- _Exercise materials_
/---

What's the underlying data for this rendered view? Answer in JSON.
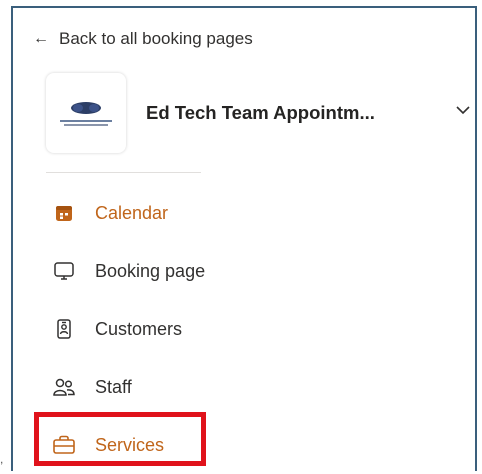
{
  "corner_mark": ",",
  "back_link": {
    "arrow": "←",
    "label": "Back to all booking pages"
  },
  "header": {
    "team_name": "Ed Tech Team Appointm...",
    "logo_icon": "college-logo-icon"
  },
  "nav": {
    "items": [
      {
        "label": "Calendar",
        "icon": "calendar-icon",
        "active": true
      },
      {
        "label": "Booking page",
        "icon": "monitor-icon",
        "active": false
      },
      {
        "label": "Customers",
        "icon": "contact-card-icon",
        "active": false
      },
      {
        "label": "Staff",
        "icon": "people-icon",
        "active": false
      },
      {
        "label": "Services",
        "icon": "briefcase-icon",
        "active": false,
        "highlighted": true
      }
    ]
  },
  "colors": {
    "accent": "#c0651a",
    "highlight": "#e0121b",
    "frame": "#3a5f7c"
  }
}
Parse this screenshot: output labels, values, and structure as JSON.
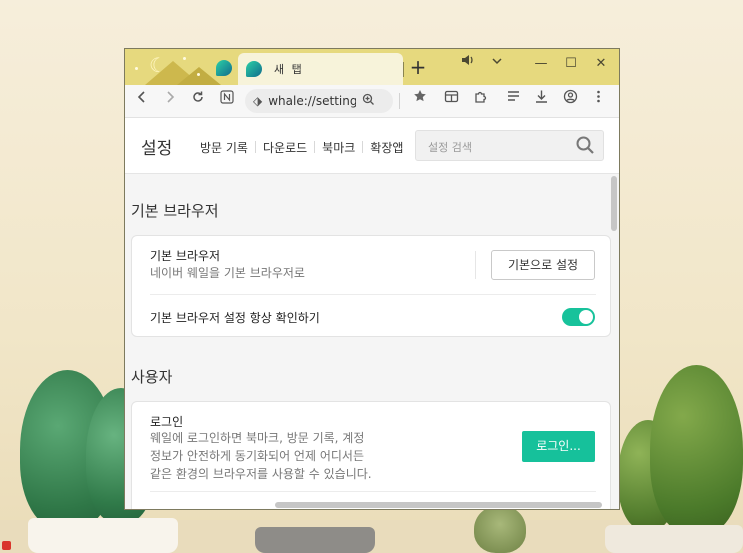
{
  "window": {
    "tabs": [
      {
        "title": "",
        "active": false
      },
      {
        "title": "새 탭",
        "active": true
      }
    ],
    "new_tab_label": "+",
    "controls": {
      "sound": "speaker-icon",
      "menu": "chevron-down-icon",
      "minimize": "—",
      "maximize": "☐",
      "close": "✕"
    }
  },
  "toolbar": {
    "address": "whale://settings",
    "address_icon": "whale-icon"
  },
  "settings": {
    "title": "설정",
    "nav": [
      "방문 기록",
      "다운로드",
      "북마크",
      "확장앱"
    ],
    "search_placeholder": "설정 검색",
    "sections": {
      "default_browser": {
        "title": "기본 브라우저",
        "row_title": "기본 브라우저",
        "row_desc": "네이버 웨일을 기본 브라우저로",
        "button": "기본으로 설정",
        "check_label": "기본 브라우저 설정 항상 확인하기",
        "check_enabled": true
      },
      "user": {
        "title": "사용자",
        "login_title": "로그인",
        "login_desc_1": "웨일에 로그인하면 북마크, 방문 기록, 계정",
        "login_desc_2": "정보가 안전하게 동기화되어 언제 어디서든",
        "login_desc_3": "같은 환경의 브라우저를 사용할 수 있습니다.",
        "login_button": "로그인..."
      }
    }
  },
  "colors": {
    "accent": "#16c19b",
    "titlebar": "#e6d97e"
  }
}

\---

- _Instruction_
All of the material above is to be copied exactly, except for its images.

- _Response for this exercise_
What's the underlying data for this rendered view? Answer in JSON.
{
  "corner_mark": ",",
  "back_link": {
    "arrow": "←",
    "label": "Back to all booking pages"
  },
  "header": {
    "team_name": "Ed Tech Team Appointm...",
    "logo_icon": "college-logo-icon"
  },
  "nav": {
    "items": [
      {
        "label": "Calendar",
        "icon": "calendar-icon",
        "active": true
      },
      {
        "label": "Booking page",
        "icon": "monitor-icon",
        "active": false
      },
      {
        "label": "Customers",
        "icon": "contact-card-icon",
        "active": false
      },
      {
        "label": "Staff",
        "icon": "people-icon",
        "active": false
      },
      {
        "label": "Services",
        "icon": "briefcase-icon",
        "active": false,
        "highlighted": true
      }
    ]
  },
  "colors": {
    "accent": "#c0651a",
    "highlight": "#e0121b",
    "frame": "#3a5f7c"
  }
}
Parse this screenshot: output labels, values, and structure as JSON.
{
  "window": {
    "tabs": [
      {
        "title": "",
        "active": false
      },
      {
        "title": "새 탭",
        "active": true
      }
    ],
    "new_tab_label": "+",
    "controls": {
      "sound": "speaker-icon",
      "menu": "chevron-down-icon",
      "minimize": "—",
      "maximize": "☐",
      "close": "✕"
    }
  },
  "toolbar": {
    "address": "whale://settings",
    "address_icon": "whale-icon"
  },
  "settings": {
    "title": "설정",
    "nav": [
      "방문 기록",
      "다운로드",
      "북마크",
      "확장앱"
    ],
    "search_placeholder": "설정 검색",
    "sections": {
      "default_browser": {
        "title": "기본 브라우저",
        "row_title": "기본 브라우저",
        "row_desc": "네이버 웨일을 기본 브라우저로",
        "button": "기본으로 설정",
        "check_label": "기본 브라우저 설정 항상 확인하기",
        "check_enabled": true
      },
      "user": {
        "title": "사용자",
        "login_title": "로그인",
        "login_desc_1": "웨일에 로그인하면 북마크, 방문 기록, 계정",
        "login_desc_2": "정보가 안전하게 동기화되어 언제 어디서든",
        "login_desc_3": "같은 환경의 브라우저를 사용할 수 있습니다.",
        "login_button": "로그인..."
      }
    }
  },
  "colors": {
    "accent": "#16c19b",
    "titlebar": "#e6d97e"
  }
}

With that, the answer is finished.